## Exercise objective
In the copy, keep every record exact and leave out all images.

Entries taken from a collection
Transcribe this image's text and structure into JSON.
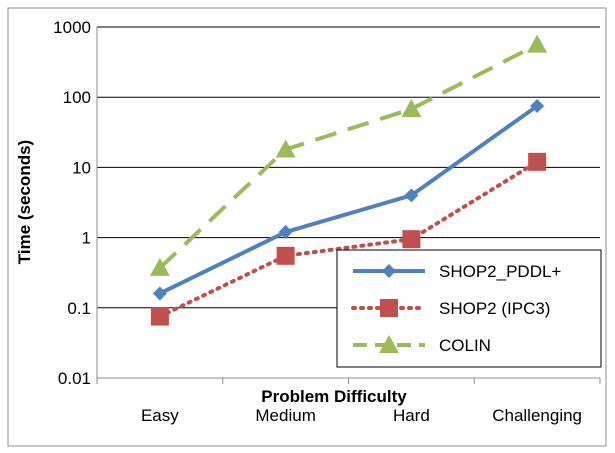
{
  "chart_data": {
    "type": "line",
    "xlabel": "Problem Difficulty",
    "ylabel": "Time (seconds)",
    "yscale": "log",
    "ylim": [
      0.01,
      1000
    ],
    "yticks": [
      "0.01",
      "0.1",
      "1",
      "10",
      "100",
      "1000"
    ],
    "categories": [
      "Easy",
      "Medium",
      "Hard",
      "Challenging"
    ],
    "grid": "horizontal",
    "legend_position": "bottom-right",
    "series": [
      {
        "name": "SHOP2_PDDL+",
        "values": [
          0.16,
          1.2,
          4,
          75
        ],
        "color": "#4F81BD",
        "line": "solid",
        "marker": "diamond"
      },
      {
        "name": "SHOP2 (IPC3)",
        "values": [
          0.075,
          0.55,
          0.95,
          12
        ],
        "color": "#C0504D",
        "line": "dotted",
        "marker": "square"
      },
      {
        "name": "COLIN",
        "values": [
          0.37,
          18,
          68,
          560
        ],
        "color": "#9BBB59",
        "line": "dashed",
        "marker": "triangle"
      }
    ]
  }
}
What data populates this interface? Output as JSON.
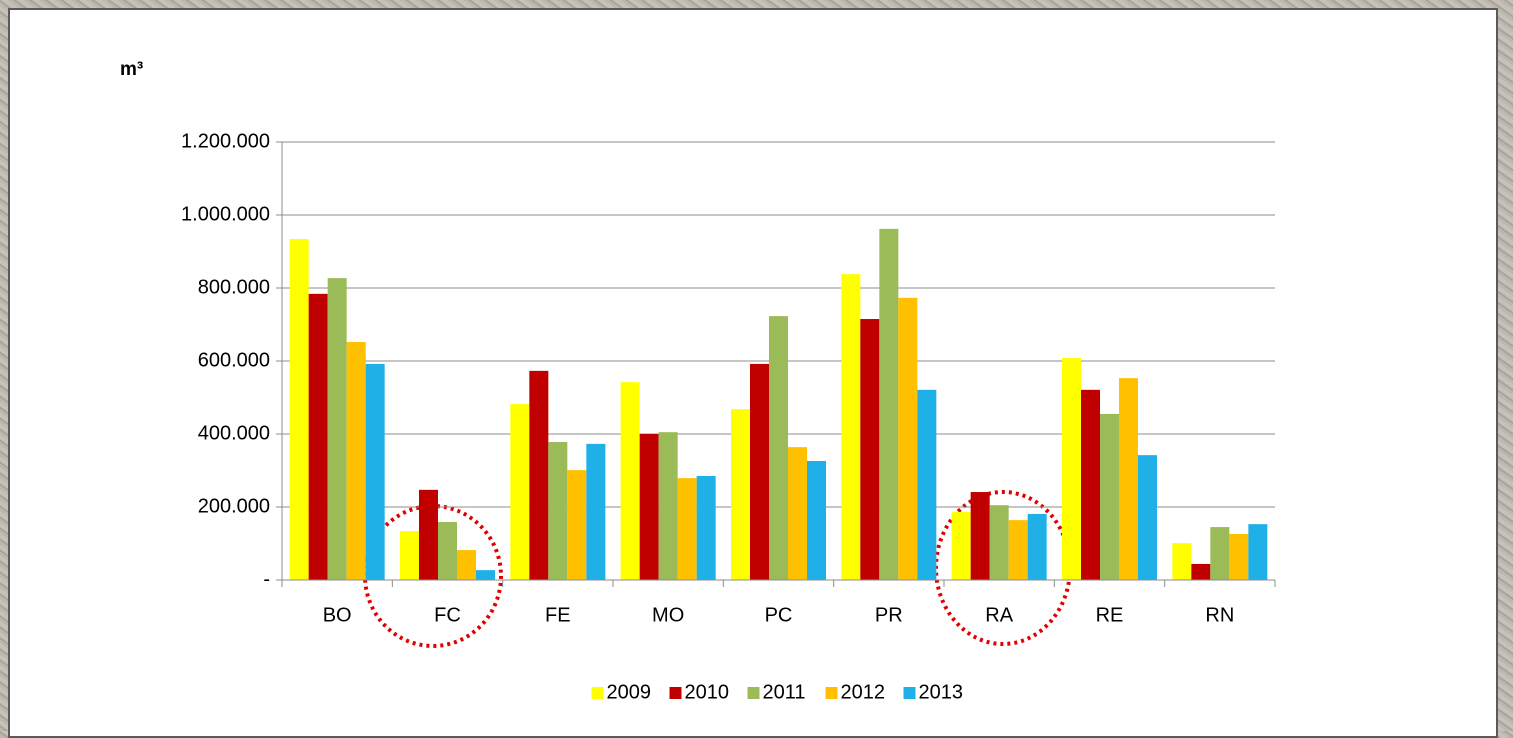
{
  "chart_data": {
    "type": "bar",
    "y_axis_label": "m³",
    "categories": [
      "BO",
      "FC",
      "FE",
      "MO",
      "PC",
      "PR",
      "RA",
      "RE",
      "RN"
    ],
    "series": [
      {
        "name": "2009",
        "color": "#ffff00",
        "values": [
          934000,
          134000,
          482000,
          542000,
          468000,
          838000,
          186000,
          608000,
          101000
        ]
      },
      {
        "name": "2010",
        "color": "#c00000",
        "values": [
          784000,
          247000,
          573000,
          400000,
          592000,
          715000,
          241000,
          521000,
          44000
        ]
      },
      {
        "name": "2011",
        "color": "#9bbb59",
        "values": [
          827000,
          159000,
          378000,
          405000,
          723000,
          962000,
          205000,
          455000,
          145000
        ]
      },
      {
        "name": "2012",
        "color": "#ffc000",
        "values": [
          652000,
          82000,
          301000,
          279000,
          364000,
          773000,
          164000,
          553000,
          126000
        ]
      },
      {
        "name": "2013",
        "color": "#1fb0e8",
        "values": [
          592000,
          27000,
          373000,
          285000,
          326000,
          521000,
          181000,
          342000,
          153000
        ]
      }
    ],
    "ylim": [
      0,
      1200000
    ],
    "yticks": [
      {
        "value": 0,
        "label": "-"
      },
      {
        "value": 200000,
        "label": "200.000"
      },
      {
        "value": 400000,
        "label": "400.000"
      },
      {
        "value": 600000,
        "label": "600.000"
      },
      {
        "value": 800000,
        "label": "800.000"
      },
      {
        "value": 1000000,
        "label": "1.000.000"
      },
      {
        "value": 1200000,
        "label": "1.200.000"
      }
    ],
    "grid": true,
    "legend": "bottom"
  }
}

## Result of the task
Transcribe this image's text and structure into JSON.
{
  "chart_data": {
    "type": "line",
    "xlabel": "Problem Difficulty",
    "ylabel": "Time (seconds)",
    "yscale": "log",
    "ylim": [
      0.01,
      1000
    ],
    "yticks": [
      "0.01",
      "0.1",
      "1",
      "10",
      "100",
      "1000"
    ],
    "categories": [
      "Easy",
      "Medium",
      "Hard",
      "Challenging"
    ],
    "grid": "horizontal",
    "legend_position": "bottom-right",
    "series": [
      {
        "name": "SHOP2_PDDL+",
        "values": [
          0.16,
          1.2,
          4,
          75
        ],
        "color": "#4F81BD",
        "line": "solid",
        "marker": "diamond"
      },
      {
        "name": "SHOP2 (IPC3)",
        "values": [
          0.075,
          0.55,
          0.95,
          12
        ],
        "color": "#C0504D",
        "line": "dotted",
        "marker": "square"
      },
      {
        "name": "COLIN",
        "values": [
          0.37,
          18,
          68,
          560
        ],
        "color": "#9BBB59",
        "line": "dashed",
        "marker": "triangle"
      }
    ]
  }
}
What data populates this interface? Output as JSON.
{
  "chart_data": {
    "type": "bar",
    "y_axis_label": "m³",
    "categories": [
      "BO",
      "FC",
      "FE",
      "MO",
      "PC",
      "PR",
      "RA",
      "RE",
      "RN"
    ],
    "series": [
      {
        "name": "2009",
        "color": "#ffff00",
        "values": [
          934000,
          134000,
          482000,
          542000,
          468000,
          838000,
          186000,
          608000,
          101000
        ]
      },
      {
        "name": "2010",
        "color": "#c00000",
        "values": [
          784000,
          247000,
          573000,
          400000,
          592000,
          715000,
          241000,
          521000,
          44000
        ]
      },
      {
        "name": "2011",
        "color": "#9bbb59",
        "values": [
          827000,
          159000,
          378000,
          405000,
          723000,
          962000,
          205000,
          455000,
          145000
        ]
      },
      {
        "name": "2012",
        "color": "#ffc000",
        "values": [
          652000,
          82000,
          301000,
          279000,
          364000,
          773000,
          164000,
          553000,
          126000
        ]
      },
      {
        "name": "2013",
        "color": "#1fb0e8",
        "values": [
          592000,
          27000,
          373000,
          285000,
          326000,
          521000,
          181000,
          342000,
          153000
        ]
      }
    ],
    "ylim": [
      0,
      1200000
    ],
    "yticks": [
      {
        "value": 0,
        "label": "-"
      },
      {
        "value": 200000,
        "label": "200.000"
      },
      {
        "value": 400000,
        "label": "400.000"
      },
      {
        "value": 600000,
        "label": "600.000"
      },
      {
        "value": 800000,
        "label": "800.000"
      },
      {
        "value": 1000000,
        "label": "1.000.000"
      },
      {
        "value": 1200000,
        "label": "1.200.000"
      }
    ],
    "grid": true,
    "legend": "bottom"
  }
}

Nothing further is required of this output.